**Task statement:** Among the entries, which lines carry the string "this"? Copy each of them.

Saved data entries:
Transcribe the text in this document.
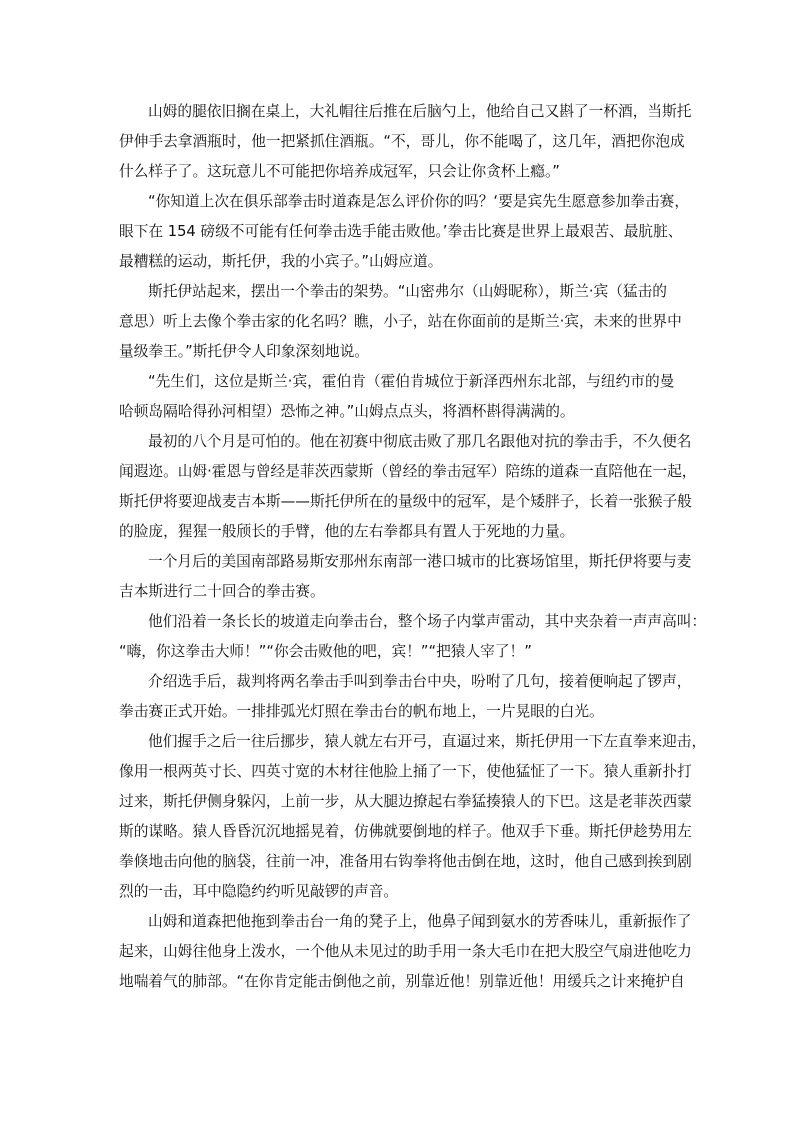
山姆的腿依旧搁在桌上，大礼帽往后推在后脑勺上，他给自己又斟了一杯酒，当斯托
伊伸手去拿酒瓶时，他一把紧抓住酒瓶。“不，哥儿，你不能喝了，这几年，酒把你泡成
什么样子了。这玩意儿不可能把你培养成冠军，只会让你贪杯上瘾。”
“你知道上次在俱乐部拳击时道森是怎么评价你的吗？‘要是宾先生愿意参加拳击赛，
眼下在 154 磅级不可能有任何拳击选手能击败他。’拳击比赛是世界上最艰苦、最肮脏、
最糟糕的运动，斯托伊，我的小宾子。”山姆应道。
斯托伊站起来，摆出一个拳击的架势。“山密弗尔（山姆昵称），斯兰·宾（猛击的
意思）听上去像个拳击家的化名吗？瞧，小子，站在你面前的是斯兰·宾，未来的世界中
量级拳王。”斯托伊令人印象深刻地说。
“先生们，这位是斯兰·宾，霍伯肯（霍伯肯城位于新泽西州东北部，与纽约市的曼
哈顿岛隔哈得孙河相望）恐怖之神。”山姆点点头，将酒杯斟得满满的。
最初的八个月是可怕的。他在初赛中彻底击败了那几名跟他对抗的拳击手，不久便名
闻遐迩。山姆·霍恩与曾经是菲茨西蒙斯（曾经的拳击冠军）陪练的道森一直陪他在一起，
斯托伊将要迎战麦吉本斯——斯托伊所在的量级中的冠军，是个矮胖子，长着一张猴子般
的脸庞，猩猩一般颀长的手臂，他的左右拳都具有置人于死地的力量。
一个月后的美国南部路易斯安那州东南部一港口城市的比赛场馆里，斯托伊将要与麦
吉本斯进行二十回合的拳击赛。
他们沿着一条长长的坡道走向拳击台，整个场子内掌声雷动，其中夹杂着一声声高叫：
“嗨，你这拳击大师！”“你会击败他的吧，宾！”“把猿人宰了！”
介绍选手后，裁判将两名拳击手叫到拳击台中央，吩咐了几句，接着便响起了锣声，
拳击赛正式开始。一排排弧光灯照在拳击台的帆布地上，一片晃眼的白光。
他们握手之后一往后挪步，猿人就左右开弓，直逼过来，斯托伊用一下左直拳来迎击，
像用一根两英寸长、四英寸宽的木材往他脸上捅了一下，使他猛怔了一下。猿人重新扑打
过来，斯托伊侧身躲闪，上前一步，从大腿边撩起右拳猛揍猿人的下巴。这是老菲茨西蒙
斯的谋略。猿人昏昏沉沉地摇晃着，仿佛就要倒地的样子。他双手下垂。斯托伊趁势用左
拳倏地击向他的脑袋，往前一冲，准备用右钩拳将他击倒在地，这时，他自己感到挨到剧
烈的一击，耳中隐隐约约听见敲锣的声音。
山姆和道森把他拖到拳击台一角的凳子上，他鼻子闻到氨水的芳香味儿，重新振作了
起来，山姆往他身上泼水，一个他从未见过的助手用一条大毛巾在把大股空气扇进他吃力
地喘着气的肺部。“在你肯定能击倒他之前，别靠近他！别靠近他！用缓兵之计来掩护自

...

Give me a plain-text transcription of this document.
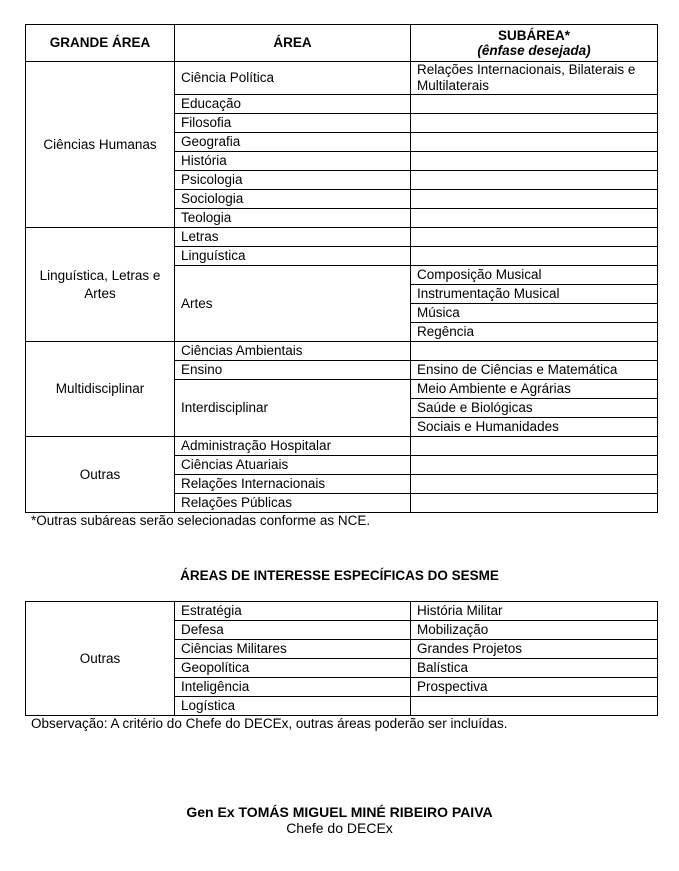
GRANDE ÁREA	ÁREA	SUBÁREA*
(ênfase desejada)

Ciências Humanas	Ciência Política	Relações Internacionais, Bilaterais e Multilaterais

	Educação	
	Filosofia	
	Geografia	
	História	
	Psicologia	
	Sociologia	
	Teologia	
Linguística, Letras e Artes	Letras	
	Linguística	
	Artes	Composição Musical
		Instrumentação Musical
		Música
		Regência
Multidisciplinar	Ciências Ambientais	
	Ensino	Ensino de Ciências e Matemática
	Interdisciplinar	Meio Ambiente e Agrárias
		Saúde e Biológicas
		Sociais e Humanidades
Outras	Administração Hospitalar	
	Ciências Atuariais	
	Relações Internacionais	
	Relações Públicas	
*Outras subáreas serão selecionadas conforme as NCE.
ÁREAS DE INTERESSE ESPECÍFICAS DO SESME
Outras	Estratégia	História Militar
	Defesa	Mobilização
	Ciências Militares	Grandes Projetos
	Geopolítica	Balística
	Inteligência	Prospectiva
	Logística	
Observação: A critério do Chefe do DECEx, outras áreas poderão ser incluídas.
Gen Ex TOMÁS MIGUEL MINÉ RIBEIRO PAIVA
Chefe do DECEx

**Output of the exercise:**
Transcribe the text in this document.
Give me a plain-text transcription of this document.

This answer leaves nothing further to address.